**Brano:**
=-=-=-=-=

Imola – Sprangate al negoziante che non voleva consegnare l’incasso

Straniero residente a Imola in manette.

Arrestati rapinatori

Ha colpito a suon di sprangate il negoziante che non voleva consegnare i soldi. Poi, assieme al suo compare, è stato fermato dai carabinieri ed è finito in carcere.

Arrestato Cristian Ezequiel Quyispe, un 25enne argentino residente a Imola, che domenica pomeriggio ha tentato di rapinare un negozio di alimentari a Bologna, in via Santo Stefano.

Insieme a Marco Felip Borja Jimenez, 26enne equadoregno senza fissa dimora, è entrato in azione. Una coppia già nota alle forze dell’ordine: Borja in attesa di giudizio per reati contro il patrimonio; l’argentino ‘imolese’ è noto per reati di rapina aggravata in concorso, lesioni aggravate, porto abusivo di armi, minaccia aggravata e possesso ingiustificato di chiavi alterate.

=-=-=-=-=

**Applica quanto letto:**
(1) Elenca tutti i reati per cui, secondo l'articolo, il 25enne argentino residente a Imola è noto alle forze dell'ordine.
(2) Trascrivi dall'articolo il testo da "Arrestati rapinatori" fino a "di chiavi alterate." compreso.
I record non hanno alcun ruolo in questo lavoro.

(Voci tratte da una raccolta)

=-=-=-=-=

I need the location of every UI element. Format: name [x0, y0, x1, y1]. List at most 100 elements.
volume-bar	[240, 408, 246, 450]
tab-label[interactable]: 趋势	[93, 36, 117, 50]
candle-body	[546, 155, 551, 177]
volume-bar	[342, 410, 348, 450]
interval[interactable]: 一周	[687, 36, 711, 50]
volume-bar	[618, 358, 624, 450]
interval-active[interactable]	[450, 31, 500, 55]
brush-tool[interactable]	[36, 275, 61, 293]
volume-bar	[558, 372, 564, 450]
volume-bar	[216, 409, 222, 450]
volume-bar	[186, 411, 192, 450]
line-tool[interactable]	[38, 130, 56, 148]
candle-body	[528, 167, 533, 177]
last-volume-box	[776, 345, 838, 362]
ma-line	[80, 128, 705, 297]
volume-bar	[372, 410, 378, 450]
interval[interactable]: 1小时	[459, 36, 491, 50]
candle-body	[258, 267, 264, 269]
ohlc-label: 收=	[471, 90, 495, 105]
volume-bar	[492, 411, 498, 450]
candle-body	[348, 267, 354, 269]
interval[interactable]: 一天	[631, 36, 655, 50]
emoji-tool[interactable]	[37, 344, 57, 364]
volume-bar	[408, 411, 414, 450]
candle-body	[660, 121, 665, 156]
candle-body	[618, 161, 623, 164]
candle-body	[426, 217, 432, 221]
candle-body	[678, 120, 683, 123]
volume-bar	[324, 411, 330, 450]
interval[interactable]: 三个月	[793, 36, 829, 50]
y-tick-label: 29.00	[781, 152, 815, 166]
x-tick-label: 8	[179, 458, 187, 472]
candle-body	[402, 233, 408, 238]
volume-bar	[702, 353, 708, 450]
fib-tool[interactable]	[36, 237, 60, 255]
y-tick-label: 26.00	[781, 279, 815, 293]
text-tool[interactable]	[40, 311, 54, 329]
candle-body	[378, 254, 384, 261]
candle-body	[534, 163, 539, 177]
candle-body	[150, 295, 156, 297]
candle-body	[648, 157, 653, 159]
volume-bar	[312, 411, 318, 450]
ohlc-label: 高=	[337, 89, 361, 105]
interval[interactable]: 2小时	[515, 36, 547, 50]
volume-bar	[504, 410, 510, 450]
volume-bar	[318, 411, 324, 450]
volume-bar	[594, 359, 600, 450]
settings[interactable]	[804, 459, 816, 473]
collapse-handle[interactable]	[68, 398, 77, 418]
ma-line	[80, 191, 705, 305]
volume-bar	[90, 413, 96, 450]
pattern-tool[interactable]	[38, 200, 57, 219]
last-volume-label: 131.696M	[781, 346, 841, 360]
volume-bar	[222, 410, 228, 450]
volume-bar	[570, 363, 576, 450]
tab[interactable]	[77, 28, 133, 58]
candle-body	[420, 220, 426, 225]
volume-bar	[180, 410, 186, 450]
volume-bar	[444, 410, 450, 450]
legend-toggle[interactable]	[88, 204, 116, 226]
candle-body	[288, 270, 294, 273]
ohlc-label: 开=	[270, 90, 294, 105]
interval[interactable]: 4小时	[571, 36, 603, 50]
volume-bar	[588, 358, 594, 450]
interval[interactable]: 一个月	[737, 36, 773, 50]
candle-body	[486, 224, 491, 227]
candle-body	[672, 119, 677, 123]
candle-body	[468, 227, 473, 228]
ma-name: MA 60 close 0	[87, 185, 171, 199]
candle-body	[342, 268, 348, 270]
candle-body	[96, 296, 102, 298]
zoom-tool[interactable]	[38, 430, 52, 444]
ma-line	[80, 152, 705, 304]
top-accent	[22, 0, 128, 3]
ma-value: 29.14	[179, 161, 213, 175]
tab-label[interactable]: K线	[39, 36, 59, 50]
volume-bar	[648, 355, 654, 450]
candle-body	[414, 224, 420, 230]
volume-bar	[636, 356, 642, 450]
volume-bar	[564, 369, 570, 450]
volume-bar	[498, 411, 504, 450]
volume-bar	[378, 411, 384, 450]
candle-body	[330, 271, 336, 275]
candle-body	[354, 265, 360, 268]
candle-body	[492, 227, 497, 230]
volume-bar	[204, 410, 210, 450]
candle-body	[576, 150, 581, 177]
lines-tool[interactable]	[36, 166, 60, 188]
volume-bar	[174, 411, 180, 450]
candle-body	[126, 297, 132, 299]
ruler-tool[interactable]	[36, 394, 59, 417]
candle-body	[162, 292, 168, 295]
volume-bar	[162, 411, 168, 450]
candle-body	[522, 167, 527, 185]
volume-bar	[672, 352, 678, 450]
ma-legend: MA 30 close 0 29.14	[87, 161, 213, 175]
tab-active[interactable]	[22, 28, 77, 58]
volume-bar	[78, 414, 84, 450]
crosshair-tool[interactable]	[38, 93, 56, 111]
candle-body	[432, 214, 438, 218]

=-=-=-=-=

**Risposte numerate:**
(1)
- rapina aggravata in concorso
- lesioni aggravate
- porto abusivo di armi
- minaccia aggravata
- possesso ingiustificato di chiavi alterate

(2)
Arrestati rapinatori

Ha colpito a suon di sprangate il negoziante che non voleva consegnare i soldi. Poi, assieme al suo compare, è stato fermato dai carabinieri ed è finito in carcere.

Arrestato Cristian Ezequiel Quyispe, un 25enne argentino residente a Imola, che domenica pomeriggio ha tentato di rapinare un negozio di alimentari a Bologna, in via Santo Stefano.

Insieme a Marco Felip Borja Jimenez, 26enne equadoregno senza fissa dimora, è entrato in azione. Una coppia già nota alle forze dell’ordine: Borja in attesa di giudizio per reati contro il patrimonio; l’argentino ‘imolese’ è noto per reati di rapina aggravata in concorso, lesioni aggravate, porto abusivo di armi, minaccia aggravata e possesso ingiustificato di chiavi alterate.